Scan the records below. List lines holding "title".

──────── Supplied material ────────

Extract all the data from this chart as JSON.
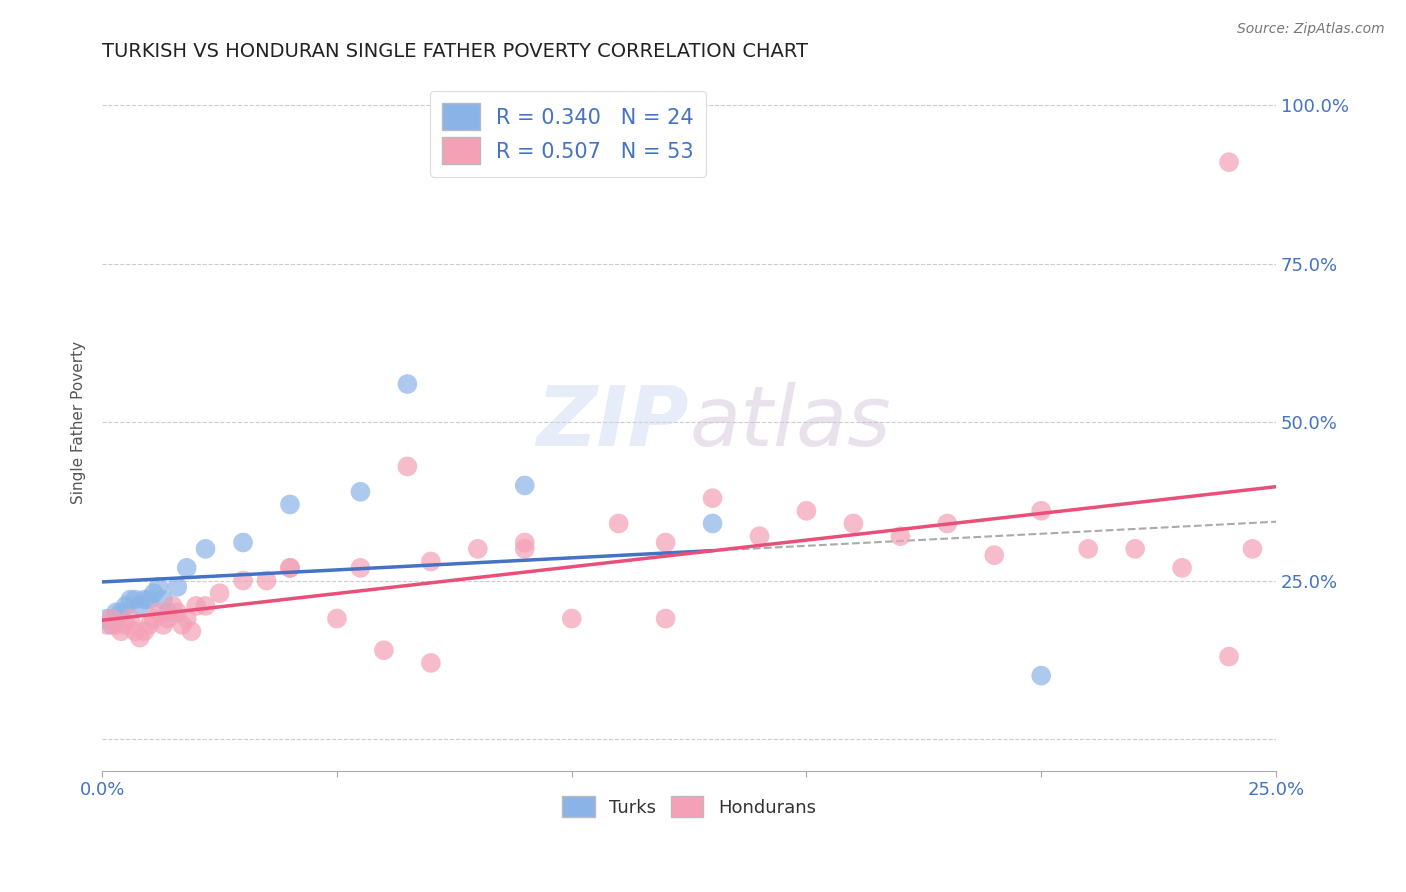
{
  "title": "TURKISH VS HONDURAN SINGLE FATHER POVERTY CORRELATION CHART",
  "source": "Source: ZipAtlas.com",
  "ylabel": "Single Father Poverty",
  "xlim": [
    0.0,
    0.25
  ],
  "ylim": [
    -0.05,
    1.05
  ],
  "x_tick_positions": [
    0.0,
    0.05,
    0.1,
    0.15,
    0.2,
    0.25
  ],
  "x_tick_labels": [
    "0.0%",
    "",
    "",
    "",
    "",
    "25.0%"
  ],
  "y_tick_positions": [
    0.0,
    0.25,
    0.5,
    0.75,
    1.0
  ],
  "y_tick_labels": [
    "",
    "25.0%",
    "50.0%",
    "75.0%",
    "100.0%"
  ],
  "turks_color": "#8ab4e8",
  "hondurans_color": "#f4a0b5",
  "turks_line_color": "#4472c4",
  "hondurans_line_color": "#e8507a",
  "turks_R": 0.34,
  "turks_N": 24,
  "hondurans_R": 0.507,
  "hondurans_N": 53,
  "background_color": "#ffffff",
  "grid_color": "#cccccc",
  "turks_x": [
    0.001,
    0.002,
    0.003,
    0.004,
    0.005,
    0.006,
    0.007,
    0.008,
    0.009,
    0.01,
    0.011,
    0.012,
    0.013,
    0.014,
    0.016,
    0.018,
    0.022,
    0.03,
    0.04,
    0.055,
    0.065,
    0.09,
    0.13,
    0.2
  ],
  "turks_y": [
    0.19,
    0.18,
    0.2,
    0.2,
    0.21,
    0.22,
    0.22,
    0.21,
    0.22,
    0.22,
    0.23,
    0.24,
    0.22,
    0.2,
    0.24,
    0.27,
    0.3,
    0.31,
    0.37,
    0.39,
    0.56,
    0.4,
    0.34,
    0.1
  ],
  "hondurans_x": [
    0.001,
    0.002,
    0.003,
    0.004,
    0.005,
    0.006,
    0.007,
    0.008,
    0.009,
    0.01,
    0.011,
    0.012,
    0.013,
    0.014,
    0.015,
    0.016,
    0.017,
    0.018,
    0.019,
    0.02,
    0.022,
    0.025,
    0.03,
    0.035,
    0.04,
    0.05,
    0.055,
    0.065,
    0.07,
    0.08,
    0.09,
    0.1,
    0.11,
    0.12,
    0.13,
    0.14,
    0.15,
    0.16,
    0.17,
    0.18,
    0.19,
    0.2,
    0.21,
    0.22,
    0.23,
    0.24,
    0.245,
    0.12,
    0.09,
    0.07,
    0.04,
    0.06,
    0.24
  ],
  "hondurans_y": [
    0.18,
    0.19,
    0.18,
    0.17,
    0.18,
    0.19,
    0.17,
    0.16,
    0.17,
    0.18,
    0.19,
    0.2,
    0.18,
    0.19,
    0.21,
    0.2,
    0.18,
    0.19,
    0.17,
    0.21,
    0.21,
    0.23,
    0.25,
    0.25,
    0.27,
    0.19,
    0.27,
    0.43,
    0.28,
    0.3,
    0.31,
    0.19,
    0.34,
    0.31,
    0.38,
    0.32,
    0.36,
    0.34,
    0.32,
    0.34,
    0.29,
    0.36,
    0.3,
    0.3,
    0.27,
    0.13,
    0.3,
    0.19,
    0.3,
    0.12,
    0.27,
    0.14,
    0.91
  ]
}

────────
──────── Supplied material ────────

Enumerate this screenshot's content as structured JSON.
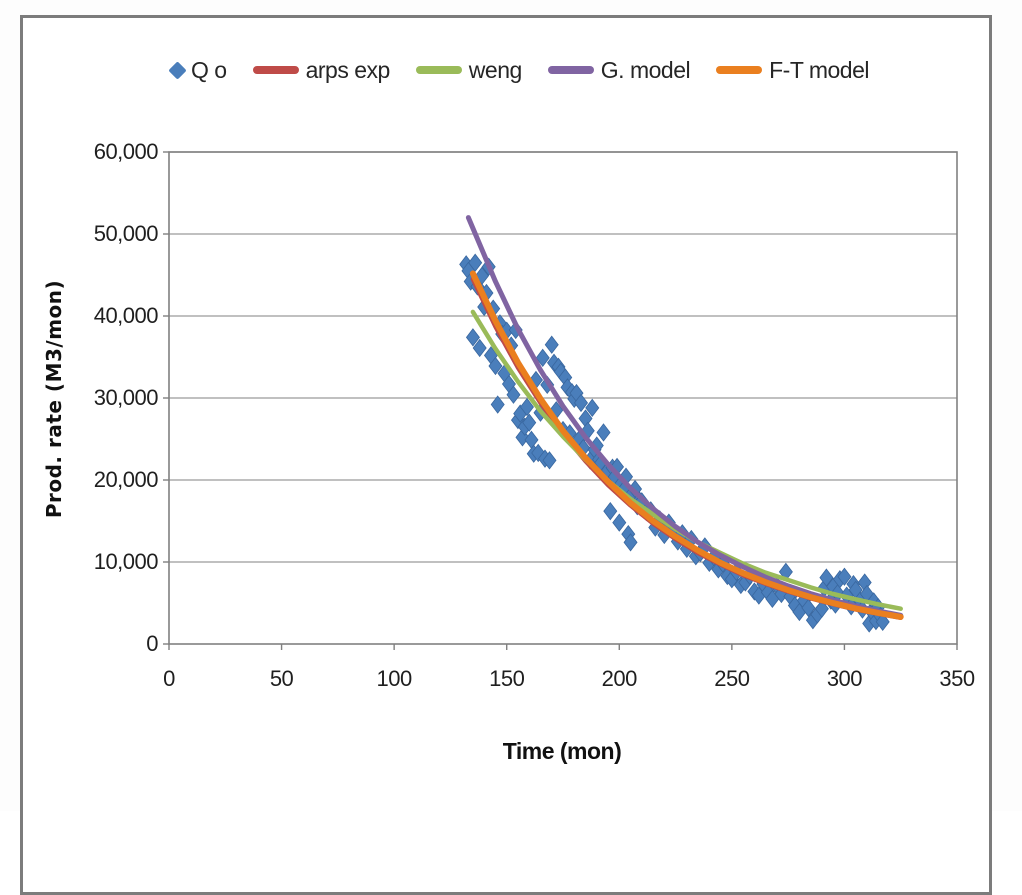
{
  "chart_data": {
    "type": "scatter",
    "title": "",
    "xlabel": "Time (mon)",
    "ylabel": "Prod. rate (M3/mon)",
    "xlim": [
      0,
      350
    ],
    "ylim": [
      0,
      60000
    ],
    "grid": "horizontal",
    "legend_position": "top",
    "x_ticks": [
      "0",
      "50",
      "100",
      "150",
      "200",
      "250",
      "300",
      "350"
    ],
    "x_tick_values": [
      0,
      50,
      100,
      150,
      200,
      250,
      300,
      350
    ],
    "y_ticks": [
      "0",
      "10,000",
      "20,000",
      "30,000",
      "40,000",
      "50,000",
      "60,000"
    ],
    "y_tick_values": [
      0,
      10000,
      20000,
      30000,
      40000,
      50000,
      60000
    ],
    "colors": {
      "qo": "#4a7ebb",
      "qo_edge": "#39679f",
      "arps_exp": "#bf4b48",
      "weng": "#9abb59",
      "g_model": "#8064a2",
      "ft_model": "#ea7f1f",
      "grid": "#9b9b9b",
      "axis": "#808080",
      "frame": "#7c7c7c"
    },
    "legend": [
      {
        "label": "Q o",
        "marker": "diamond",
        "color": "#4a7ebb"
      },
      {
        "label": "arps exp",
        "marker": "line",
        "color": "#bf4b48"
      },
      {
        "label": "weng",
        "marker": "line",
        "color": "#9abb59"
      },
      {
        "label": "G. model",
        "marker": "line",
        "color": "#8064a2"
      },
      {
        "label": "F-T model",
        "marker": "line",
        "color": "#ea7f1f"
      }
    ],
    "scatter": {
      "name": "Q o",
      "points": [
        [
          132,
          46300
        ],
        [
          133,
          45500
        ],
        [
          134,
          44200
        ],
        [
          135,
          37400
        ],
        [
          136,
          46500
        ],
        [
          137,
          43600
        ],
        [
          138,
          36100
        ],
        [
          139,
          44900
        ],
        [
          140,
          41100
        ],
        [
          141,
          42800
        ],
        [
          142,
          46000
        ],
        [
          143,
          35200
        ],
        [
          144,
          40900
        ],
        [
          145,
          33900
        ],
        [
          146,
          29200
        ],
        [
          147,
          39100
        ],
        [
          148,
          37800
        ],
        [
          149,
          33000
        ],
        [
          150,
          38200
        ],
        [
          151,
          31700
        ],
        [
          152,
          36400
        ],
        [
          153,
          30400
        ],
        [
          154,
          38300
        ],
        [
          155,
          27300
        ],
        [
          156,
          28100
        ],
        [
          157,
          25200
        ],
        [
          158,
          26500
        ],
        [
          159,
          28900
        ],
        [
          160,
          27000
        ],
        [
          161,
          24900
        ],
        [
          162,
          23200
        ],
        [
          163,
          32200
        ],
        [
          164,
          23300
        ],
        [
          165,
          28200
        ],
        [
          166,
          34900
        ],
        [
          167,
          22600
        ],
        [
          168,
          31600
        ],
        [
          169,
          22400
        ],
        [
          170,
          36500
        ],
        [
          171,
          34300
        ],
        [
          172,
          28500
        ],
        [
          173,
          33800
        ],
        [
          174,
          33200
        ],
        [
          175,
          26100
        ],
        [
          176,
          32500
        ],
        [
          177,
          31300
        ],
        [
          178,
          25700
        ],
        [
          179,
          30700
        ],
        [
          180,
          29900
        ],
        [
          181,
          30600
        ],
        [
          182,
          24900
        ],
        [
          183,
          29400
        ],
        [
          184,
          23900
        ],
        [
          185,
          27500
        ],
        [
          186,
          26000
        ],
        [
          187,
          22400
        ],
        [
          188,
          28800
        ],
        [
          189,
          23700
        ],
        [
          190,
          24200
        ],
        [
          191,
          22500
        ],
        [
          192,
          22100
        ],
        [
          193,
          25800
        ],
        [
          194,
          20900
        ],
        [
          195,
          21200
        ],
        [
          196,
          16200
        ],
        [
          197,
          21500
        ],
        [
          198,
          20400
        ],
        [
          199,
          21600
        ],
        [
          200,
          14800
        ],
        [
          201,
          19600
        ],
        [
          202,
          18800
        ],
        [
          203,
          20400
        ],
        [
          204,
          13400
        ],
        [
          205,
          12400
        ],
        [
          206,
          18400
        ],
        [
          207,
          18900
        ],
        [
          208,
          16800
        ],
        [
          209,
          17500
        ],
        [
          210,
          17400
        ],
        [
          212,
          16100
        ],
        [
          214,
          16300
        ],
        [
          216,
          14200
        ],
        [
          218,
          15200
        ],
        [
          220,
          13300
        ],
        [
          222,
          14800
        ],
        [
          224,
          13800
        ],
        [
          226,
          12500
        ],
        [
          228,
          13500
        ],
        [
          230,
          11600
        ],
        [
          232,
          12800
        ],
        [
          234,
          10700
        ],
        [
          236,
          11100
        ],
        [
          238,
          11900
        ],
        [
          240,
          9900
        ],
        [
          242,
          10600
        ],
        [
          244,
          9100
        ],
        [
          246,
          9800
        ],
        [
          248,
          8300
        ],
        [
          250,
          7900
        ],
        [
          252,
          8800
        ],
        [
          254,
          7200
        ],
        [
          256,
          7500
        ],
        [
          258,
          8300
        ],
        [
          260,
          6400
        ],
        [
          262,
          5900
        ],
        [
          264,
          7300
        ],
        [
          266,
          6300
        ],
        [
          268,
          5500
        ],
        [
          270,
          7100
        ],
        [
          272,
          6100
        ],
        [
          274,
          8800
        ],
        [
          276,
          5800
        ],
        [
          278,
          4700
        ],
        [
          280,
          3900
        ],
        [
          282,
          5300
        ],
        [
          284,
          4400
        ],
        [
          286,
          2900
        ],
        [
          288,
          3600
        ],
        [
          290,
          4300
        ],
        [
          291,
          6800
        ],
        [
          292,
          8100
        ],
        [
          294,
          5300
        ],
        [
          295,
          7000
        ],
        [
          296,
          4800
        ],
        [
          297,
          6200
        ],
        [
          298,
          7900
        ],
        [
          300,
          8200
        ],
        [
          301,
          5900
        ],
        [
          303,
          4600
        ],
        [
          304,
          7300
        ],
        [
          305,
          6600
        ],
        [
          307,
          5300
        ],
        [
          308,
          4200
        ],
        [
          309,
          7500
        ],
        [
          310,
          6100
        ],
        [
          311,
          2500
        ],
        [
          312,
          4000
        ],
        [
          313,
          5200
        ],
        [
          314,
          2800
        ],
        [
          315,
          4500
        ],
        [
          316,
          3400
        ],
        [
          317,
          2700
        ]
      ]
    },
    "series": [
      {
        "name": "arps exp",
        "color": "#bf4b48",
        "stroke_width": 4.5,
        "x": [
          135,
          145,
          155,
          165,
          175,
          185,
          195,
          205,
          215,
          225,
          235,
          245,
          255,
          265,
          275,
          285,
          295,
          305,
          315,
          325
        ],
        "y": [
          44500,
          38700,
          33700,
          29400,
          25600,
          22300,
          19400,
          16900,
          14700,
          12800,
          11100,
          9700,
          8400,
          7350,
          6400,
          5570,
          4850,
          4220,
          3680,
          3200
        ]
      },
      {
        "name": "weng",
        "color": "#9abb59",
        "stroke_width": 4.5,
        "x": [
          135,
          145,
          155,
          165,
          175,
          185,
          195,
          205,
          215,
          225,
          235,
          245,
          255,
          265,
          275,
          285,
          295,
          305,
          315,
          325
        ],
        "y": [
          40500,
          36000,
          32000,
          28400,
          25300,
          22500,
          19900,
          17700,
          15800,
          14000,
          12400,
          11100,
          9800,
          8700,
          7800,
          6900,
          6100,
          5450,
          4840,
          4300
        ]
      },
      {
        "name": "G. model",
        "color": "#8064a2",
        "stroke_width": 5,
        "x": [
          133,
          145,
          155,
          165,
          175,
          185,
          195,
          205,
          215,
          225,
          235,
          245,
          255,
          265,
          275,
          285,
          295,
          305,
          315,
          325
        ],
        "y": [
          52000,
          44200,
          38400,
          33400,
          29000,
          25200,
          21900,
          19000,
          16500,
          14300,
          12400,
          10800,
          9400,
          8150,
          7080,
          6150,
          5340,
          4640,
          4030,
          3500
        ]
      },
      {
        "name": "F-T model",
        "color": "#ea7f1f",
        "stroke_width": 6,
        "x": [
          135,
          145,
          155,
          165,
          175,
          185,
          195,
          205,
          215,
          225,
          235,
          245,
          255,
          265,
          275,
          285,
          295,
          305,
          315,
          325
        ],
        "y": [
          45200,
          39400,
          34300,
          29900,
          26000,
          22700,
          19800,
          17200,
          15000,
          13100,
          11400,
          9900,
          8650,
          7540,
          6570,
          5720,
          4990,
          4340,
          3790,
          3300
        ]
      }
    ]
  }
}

────────

[Completed exercise]
  "title": "TURKISH VS HONDURAN SINGLE FATHER POVERTY CORRELATION CHART",
    "title": "",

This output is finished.